• [EXERCISE DETAILS]: Transcribe every line of the items below exactly, leaving out the pictures.

- - - -

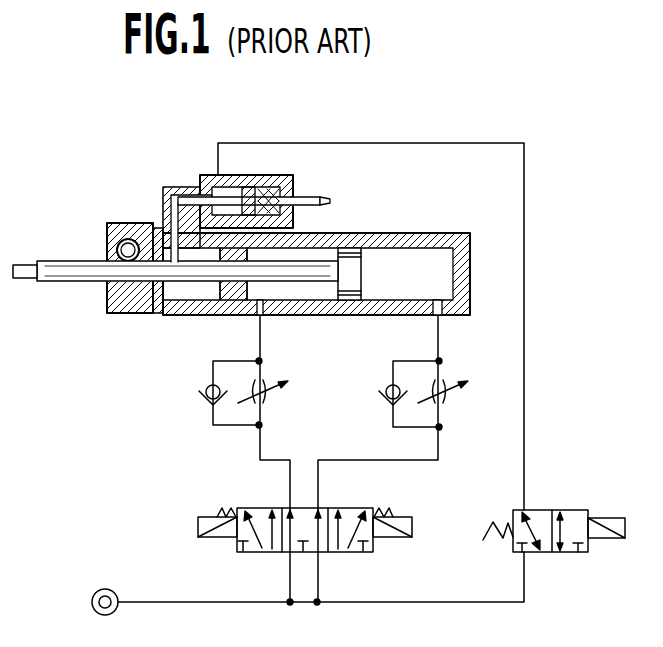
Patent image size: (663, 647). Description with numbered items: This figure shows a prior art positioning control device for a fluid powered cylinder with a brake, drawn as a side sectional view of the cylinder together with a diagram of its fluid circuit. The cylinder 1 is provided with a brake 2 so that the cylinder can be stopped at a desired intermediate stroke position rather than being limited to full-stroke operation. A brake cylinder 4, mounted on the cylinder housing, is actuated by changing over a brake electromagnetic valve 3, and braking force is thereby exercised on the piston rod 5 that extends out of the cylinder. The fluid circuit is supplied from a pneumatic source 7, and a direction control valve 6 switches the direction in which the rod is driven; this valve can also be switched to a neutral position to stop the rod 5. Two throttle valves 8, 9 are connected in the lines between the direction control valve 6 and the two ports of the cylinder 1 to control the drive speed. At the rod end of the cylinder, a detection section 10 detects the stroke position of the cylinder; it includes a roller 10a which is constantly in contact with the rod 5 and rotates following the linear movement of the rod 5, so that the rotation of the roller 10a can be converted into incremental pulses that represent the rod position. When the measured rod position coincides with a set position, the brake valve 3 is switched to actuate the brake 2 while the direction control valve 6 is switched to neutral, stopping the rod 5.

The cylinder 1 is at (386, 234).
The brake 2 is at (182, 302).
The brake electromagnetic valve 3 is at (573, 510).
The brake cylinder 4 is at (301, 188).
The piston rod 5 is at (64, 282).
The direction control valve 6 is at (352, 508).
The pneumatic source 7 is at (114, 590).
The throttle valve 8 is at (266, 397).
The throttle valve 9 is at (446, 397).
The detection section 10 is at (133, 209).
The roller 10a is at (121, 246).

- - - -

• [SOLVED PROBLEM]:
Patent image size: (663, 647). Description with numbered items: This figure shows a prior art positioning control device for a fluid powered cylinder with a brake, drawn as a side sectional view of the cylinder together with a diagram of its fluid circuit. The cylinder 1 is provided with a brake 2 so that the cylinder can be stopped at a desired intermediate stroke position rather than being limited to full-stroke operation. A brake cylinder 4, mounted on the cylinder housing, is actuated by changing over a brake electromagnetic valve 3, and braking force is thereby exercised on the piston rod 5 that extends out of the cylinder. The fluid circuit is supplied from a pneumatic source 7, and a direction control valve 6 switches the direction in which the rod is driven; this valve can also be switched to a neutral position to stop the rod 5. Two throttle valves 8, 9 are connected in the lines between the direction control valve 6 and the two ports of the cylinder 1 to control the drive speed. At the rod end of the cylinder, a detection section 10 detects the stroke position of the cylinder; it includes a roller 10a which is constantly in contact with the rod 5 and rotates following the linear movement of the rod 5, so that the rotation of the roller 10a can be converted into incremental pulses that represent the rod position. When the measured rod position coincides with a set position, the brake valve 3 is switched to actuate the brake 2 while the direction control valve 6 is switched to neutral, stopping the rod 5.

The cylinder 1 is at (386, 234).
The brake 2 is at (182, 302).
The brake electromagnetic valve 3 is at (573, 510).
The brake cylinder 4 is at (301, 188).
The piston rod 5 is at (64, 282).
The direction control valve 6 is at (352, 508).
The pneumatic source 7 is at (114, 590).
The throttle valve 8 is at (266, 397).
The throttle valve 9 is at (446, 397).
The detection section 10 is at (133, 209).
The roller 10a is at (121, 246).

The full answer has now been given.